──────── Records to use

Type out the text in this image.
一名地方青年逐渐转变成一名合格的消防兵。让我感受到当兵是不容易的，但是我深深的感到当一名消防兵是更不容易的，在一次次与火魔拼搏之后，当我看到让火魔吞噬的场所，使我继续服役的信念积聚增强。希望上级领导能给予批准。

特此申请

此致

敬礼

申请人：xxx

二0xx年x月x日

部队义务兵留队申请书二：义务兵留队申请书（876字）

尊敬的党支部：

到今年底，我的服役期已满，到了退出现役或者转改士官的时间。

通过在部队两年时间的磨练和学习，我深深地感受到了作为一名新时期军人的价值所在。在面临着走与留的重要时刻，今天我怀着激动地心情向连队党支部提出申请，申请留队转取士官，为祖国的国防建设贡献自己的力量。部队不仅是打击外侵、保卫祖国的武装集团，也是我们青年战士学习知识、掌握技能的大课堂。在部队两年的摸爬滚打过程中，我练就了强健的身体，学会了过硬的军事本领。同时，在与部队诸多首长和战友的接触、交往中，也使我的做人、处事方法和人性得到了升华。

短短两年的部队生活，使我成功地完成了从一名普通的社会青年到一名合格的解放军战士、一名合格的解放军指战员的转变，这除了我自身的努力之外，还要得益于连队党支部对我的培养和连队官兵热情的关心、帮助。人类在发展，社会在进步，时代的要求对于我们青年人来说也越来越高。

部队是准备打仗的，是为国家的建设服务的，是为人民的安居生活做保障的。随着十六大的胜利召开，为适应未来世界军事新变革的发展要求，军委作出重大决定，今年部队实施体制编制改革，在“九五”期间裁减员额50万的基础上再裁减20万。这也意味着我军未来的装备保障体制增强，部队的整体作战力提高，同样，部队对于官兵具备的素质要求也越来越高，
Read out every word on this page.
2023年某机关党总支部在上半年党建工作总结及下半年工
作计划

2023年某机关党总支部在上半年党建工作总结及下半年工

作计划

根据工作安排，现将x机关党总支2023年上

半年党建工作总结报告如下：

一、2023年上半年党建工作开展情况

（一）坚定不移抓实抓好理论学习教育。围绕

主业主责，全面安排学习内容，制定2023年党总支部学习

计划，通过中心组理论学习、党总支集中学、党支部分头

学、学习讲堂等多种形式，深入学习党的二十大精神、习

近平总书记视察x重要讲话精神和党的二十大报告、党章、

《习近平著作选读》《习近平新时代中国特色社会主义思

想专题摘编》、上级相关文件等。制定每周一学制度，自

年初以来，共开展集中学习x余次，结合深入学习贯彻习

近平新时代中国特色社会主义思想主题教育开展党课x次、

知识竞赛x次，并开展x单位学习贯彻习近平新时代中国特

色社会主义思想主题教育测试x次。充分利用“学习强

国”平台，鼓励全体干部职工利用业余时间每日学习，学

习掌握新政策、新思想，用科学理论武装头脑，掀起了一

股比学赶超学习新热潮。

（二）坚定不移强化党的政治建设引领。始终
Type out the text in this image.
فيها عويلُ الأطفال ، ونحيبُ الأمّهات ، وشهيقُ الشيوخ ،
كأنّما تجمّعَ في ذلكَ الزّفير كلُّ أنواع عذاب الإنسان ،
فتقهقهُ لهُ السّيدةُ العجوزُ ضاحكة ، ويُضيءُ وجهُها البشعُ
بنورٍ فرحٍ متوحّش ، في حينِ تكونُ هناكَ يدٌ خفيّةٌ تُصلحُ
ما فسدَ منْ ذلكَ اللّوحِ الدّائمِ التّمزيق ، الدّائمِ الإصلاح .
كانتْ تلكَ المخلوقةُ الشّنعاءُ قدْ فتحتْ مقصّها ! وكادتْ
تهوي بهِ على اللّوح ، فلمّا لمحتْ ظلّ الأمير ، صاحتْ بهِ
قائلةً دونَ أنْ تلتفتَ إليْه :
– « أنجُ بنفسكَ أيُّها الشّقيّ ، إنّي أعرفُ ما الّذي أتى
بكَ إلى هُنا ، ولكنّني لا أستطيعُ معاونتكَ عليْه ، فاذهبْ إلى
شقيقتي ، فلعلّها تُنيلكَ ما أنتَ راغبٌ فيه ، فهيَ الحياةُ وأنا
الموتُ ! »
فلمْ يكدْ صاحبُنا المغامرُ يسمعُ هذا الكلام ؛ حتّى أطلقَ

────────────────

— Requirement —
Each line above must be reproduced exactly as it stands.

— Solution for this exercise —
Type out the text in this image.
一名地方青年逐渐转变成一名合格的消防兵。让我感受到当兵是不容易的，但是我深深的感到当一名消防兵是更不容易的，在一次次与火魔拼搏之后，当我看到让火魔吞噬的场所，使我继续服役的信念积聚增强。希望上级领导能给予批准。

特此申请

此致

敬礼

申请人：xxx

二0xx年x月x日

部队义务兵留队申请书二：义务兵留队申请书（876字）

尊敬的党支部：

到今年底，我的服役期已满，到了退出现役或者转改士官的时间。

通过在部队两年时间的磨练和学习，我深深地感受到了作为一名新时期军人的价值所在。在面临着走与留的重要时刻，今天我怀着激动地心情向连队党支部提出申请，申请留队转取士官，为祖国的国防建设贡献自己的力量。部队不仅是打击外侵、保卫祖国的武装集团，也是我们青年战士学习知识、掌握技能的大课堂。在部队两年的摸爬滚打过程中，我练就了强健的身体，学会了过硬的军事本领。同时，在与部队诸多首长和战友的接触、交往中，也使我的做人、处事方法和人性得到了升华。

短短两年的部队生活，使我成功地完成了从一名普通的社会青年到一名合格的解放军战士、一名合格的解放军指战员的转变，这除了我自身的努力之外，还要得益于连队党支部对我的培养和连队官兵热情的关心、帮助。人类在发展，社会在进步，时代的要求对于我们青年人来说也越来越高。

部队是准备打仗的，是为国家的建设服务的，是为人民的安居生活做保障的。随着十六大的胜利召开，为适应未来世界军事新变革的发展要求，军委作出重大决定，今年部队实施体制编制改革，在“九五”期间裁减员额50万的基础上再裁减20万。这也意味着我军未来的装备保障体制增强，部队的整体作战力提高，同样，部队对于官兵具备的素质要求也越来越高，
Read out every word on this page.
2023年某机关党总支部在上半年党建工作总结及下半年工
作计划

2023年某机关党总支部在上半年党建工作总结及下半年工

作计划

根据工作安排，现将x机关党总支2023年上

半年党建工作总结报告如下：

一、2023年上半年党建工作开展情况

（一）坚定不移抓实抓好理论学习教育。围绕

主业主责，全面安排学习内容，制定2023年党总支部学习

计划，通过中心组理论学习、党总支集中学、党支部分头

学、学习讲堂等多种形式，深入学习党的二十大精神、习

近平总书记视察x重要讲话精神和党的二十大报告、党章、

《习近平著作选读》《习近平新时代中国特色社会主义思

想专题摘编》、上级相关文件等。制定每周一学制度，自

年初以来，共开展集中学习x余次，结合深入学习贯彻习

近平新时代中国特色社会主义思想主题教育开展党课x次、

知识竞赛x次，并开展x单位学习贯彻习近平新时代中国特

色社会主义思想主题教育测试x次。充分利用“学习强

国”平台，鼓励全体干部职工利用业余时间每日学习，学

习掌握新政策、新思想，用科学理论武装头脑，掀起了一

股比学赶超学习新热潮。

（二）坚定不移强化党的政治建设引领。始终
Type out the text in this image.
فيها عويلُ الأطفال ، ونحيبُ الأمّهات ، وشهيقُ الشيوخ ،
كأنّما تجمّعَ في ذلكَ الزّفير كلُّ أنواع عذاب الإنسان ،
فتقهقهُ لهُ السّيدةُ العجوزُ ضاحكة ، ويُضيءُ وجهُها البشعُ
بنورٍ فرحٍ متوحّش ، في حينِ تكونُ هناكَ يدٌ خفيّةٌ تُصلحُ
ما فسدَ منْ ذلكَ اللّوحِ الدّائمِ التّمزيق ، الدّائمِ الإصلاح .
كانتْ تلكَ المخلوقةُ الشّنعاءُ قدْ فتحتْ مقصّها ! وكادتْ
تهوي بهِ على اللّوح ، فلمّا لمحتْ ظلّ الأمير ، صاحتْ بهِ
قائلةً دونَ أنْ تلتفتَ إليْه :
– « أنجُ بنفسكَ أيُّها الشّقيّ ، إنّي أعرفُ ما الّذي أتى
بكَ إلى هُنا ، ولكنّني لا أستطيعُ معاونتكَ عليْه ، فاذهبْ إلى
شقيقتي ، فلعلّها تُنيلكَ ما أنتَ راغبٌ فيه ، فهيَ الحياةُ وأنا
الموتُ ! »
فلمْ يكدْ صاحبُنا المغامرُ يسمعُ هذا الكلام ؛ حتّى أطلقَ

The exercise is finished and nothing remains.